Each entry below must be repeated exactly, with pictures left out.

## Records for this exercise
# # # # #

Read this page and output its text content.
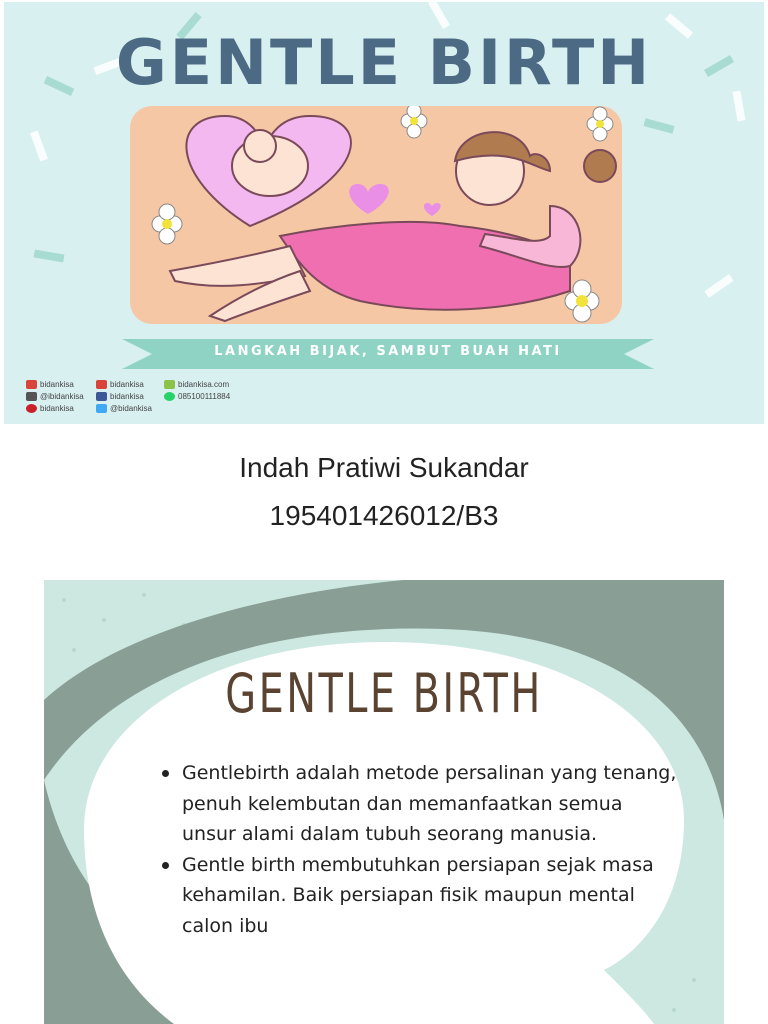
GENTLE BIRTH
LANGKAH BIJAK, SAMBUT BUAH HATI
bidankisa
@ibidankisa
bidankisa
bidankisa
bidankisa
@bidankisa
bidankisa.com
085100111884
Indah Pratiwi Sukandar
195401426012/B3
GENTLE BIRTH
Gentlebirth adalah metode persalinan yang tenang, penuh kelembutan dan memanfaatkan semua unsur alami dalam tubuh seorang manusia.
Gentle birth membutuhkan persiapan sejak masa kehamilan. Baik persiapan fisik maupun mental calon ibu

# # # # #

## Solution to this task
Read this page and output its text content.
GENTLE BIRTH
LANGKAH BIJAK, SAMBUT BUAH HATI
bidankisa
@ibidankisa
bidankisa
bidankisa
bidankisa
@bidankisa
bidankisa.com
085100111884
Indah Pratiwi Sukandar
195401426012/B3
GENTLE BIRTH
Gentlebirth adalah metode persalinan yang tenang, penuh kelembutan dan memanfaatkan semua unsur alami dalam tubuh seorang manusia.
Gentle birth membutuhkan persiapan sejak masa kehamilan. Baik persiapan fisik maupun mental calon ibu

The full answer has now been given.